/---

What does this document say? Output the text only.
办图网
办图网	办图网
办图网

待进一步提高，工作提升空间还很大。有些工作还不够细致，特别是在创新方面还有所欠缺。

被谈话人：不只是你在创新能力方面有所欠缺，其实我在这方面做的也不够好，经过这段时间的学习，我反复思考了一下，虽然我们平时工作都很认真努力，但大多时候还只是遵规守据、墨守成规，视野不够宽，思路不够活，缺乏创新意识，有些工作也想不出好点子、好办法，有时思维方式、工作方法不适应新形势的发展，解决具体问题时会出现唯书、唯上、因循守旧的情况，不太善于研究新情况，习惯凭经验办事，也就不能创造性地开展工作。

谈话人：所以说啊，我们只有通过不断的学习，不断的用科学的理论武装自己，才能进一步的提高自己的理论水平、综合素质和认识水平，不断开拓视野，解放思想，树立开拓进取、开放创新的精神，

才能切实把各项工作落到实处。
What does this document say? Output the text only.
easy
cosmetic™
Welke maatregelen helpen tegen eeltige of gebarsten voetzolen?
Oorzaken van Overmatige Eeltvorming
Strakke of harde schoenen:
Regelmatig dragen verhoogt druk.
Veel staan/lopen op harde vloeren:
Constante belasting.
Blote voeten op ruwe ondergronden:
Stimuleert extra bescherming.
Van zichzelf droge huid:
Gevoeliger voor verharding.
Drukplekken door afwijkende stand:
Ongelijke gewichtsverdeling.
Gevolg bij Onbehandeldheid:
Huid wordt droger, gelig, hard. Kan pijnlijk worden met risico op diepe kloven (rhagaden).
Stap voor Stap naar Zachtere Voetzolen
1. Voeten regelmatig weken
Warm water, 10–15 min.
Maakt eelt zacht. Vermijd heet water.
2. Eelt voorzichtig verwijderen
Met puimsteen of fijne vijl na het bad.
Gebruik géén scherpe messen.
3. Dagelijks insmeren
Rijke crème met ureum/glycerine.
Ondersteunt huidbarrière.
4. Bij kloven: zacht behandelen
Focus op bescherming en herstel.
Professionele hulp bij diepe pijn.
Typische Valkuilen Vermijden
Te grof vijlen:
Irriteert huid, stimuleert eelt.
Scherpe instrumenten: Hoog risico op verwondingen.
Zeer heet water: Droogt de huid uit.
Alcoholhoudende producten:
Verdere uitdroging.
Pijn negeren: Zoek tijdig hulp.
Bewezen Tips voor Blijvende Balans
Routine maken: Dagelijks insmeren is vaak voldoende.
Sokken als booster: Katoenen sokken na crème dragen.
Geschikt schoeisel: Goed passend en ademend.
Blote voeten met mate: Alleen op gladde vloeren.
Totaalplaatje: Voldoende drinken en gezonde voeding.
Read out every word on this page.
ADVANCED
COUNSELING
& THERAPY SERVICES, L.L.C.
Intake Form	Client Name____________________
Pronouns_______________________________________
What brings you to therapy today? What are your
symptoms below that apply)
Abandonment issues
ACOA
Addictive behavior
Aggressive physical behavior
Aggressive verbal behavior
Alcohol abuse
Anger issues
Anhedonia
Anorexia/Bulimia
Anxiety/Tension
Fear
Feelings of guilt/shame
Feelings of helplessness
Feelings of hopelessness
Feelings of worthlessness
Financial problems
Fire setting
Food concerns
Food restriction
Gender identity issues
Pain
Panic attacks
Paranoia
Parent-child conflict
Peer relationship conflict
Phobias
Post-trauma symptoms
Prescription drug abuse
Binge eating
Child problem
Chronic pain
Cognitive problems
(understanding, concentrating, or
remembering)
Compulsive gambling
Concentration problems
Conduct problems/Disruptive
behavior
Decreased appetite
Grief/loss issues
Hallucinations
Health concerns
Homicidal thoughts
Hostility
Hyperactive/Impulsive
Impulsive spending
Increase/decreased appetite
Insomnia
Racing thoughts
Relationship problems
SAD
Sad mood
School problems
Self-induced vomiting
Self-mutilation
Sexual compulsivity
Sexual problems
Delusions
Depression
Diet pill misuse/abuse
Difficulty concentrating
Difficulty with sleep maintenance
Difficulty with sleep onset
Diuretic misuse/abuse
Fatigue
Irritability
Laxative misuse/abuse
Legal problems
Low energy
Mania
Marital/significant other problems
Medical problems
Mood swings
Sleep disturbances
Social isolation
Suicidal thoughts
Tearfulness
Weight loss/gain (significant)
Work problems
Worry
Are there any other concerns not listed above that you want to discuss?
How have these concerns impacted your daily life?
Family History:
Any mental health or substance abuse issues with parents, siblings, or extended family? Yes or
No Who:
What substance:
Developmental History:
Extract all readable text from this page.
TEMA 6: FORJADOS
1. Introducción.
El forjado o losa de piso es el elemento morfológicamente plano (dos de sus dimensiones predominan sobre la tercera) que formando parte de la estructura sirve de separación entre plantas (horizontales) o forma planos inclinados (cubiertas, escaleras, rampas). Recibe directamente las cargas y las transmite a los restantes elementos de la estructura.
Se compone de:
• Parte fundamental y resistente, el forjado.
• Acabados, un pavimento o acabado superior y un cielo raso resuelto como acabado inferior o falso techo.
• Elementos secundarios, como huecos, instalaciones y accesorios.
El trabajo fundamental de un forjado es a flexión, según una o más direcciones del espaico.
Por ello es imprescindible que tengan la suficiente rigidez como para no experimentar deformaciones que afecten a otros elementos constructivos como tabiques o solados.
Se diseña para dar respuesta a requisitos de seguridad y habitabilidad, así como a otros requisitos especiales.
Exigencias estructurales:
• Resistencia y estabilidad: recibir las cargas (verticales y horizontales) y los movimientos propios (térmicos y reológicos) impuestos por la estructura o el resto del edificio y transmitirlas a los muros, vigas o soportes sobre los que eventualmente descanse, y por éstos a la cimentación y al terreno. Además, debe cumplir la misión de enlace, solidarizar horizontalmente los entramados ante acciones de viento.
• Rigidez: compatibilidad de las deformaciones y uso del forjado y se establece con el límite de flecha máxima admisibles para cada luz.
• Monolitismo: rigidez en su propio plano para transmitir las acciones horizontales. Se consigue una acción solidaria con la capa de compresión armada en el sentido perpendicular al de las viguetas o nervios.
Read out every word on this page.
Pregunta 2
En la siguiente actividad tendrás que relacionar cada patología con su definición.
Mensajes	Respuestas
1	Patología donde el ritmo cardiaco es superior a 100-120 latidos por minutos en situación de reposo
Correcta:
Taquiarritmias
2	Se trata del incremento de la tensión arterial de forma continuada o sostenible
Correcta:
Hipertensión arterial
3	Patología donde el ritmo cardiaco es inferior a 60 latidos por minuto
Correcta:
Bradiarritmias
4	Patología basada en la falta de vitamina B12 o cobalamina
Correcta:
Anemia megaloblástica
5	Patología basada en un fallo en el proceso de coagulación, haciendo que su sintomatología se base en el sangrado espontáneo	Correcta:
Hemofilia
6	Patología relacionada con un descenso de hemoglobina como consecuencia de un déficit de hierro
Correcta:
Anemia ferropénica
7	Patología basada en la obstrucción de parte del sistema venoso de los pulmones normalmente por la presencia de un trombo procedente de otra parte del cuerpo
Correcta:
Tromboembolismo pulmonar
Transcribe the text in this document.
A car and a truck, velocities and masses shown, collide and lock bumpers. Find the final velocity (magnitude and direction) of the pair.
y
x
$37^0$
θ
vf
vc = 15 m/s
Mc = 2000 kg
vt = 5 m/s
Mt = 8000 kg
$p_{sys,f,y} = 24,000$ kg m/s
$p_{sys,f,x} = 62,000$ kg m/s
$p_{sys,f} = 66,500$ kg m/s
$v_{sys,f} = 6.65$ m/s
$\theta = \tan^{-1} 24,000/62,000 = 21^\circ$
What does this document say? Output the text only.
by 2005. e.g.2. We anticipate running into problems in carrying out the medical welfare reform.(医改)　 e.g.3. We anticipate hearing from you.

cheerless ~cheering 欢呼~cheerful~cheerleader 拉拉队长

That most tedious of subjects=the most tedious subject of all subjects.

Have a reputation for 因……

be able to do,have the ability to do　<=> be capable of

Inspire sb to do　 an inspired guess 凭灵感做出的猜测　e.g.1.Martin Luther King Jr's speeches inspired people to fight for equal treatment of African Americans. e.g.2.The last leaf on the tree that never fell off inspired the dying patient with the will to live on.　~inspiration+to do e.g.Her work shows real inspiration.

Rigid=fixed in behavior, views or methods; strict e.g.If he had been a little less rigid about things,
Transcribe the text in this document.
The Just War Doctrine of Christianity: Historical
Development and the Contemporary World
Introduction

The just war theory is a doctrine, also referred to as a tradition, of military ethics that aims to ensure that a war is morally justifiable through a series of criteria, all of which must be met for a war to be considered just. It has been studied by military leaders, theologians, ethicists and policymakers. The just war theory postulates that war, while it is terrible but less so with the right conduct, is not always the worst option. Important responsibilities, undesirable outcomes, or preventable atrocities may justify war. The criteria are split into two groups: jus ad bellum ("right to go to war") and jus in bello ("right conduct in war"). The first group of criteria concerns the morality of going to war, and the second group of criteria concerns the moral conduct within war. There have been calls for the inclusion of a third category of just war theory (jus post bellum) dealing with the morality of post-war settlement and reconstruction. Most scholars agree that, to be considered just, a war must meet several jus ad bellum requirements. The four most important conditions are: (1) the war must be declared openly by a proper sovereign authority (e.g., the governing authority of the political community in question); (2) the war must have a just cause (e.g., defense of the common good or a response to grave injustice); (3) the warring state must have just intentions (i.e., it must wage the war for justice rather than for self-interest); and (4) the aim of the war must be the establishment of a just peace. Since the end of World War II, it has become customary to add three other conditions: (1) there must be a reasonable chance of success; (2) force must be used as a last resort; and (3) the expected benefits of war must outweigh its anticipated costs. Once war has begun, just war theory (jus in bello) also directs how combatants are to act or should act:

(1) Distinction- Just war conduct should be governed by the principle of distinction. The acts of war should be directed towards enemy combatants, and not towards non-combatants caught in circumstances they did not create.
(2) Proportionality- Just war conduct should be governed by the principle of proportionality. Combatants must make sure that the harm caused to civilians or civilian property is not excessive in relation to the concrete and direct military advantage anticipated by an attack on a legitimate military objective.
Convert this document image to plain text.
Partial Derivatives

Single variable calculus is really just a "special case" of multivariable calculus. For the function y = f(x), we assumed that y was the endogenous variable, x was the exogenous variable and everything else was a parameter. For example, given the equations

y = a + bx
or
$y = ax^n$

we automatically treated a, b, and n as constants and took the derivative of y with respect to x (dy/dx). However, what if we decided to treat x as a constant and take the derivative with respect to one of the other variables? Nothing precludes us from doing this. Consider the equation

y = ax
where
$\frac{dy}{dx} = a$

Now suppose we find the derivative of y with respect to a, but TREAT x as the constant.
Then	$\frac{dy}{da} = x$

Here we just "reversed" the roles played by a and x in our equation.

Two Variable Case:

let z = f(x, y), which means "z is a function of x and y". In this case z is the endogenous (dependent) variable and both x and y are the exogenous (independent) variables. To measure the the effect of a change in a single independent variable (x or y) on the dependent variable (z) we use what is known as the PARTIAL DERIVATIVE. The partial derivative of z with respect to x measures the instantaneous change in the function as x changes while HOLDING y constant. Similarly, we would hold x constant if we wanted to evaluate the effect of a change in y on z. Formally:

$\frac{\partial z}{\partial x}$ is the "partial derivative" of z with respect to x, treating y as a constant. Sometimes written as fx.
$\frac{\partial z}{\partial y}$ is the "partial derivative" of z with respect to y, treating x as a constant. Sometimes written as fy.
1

\---

WHAT TO PRODUCE -
Out of the records, collect only those lines that contain the string "conflict".

EXERCISE ANSWER -
Parent-child conflict
Peer relationship conflict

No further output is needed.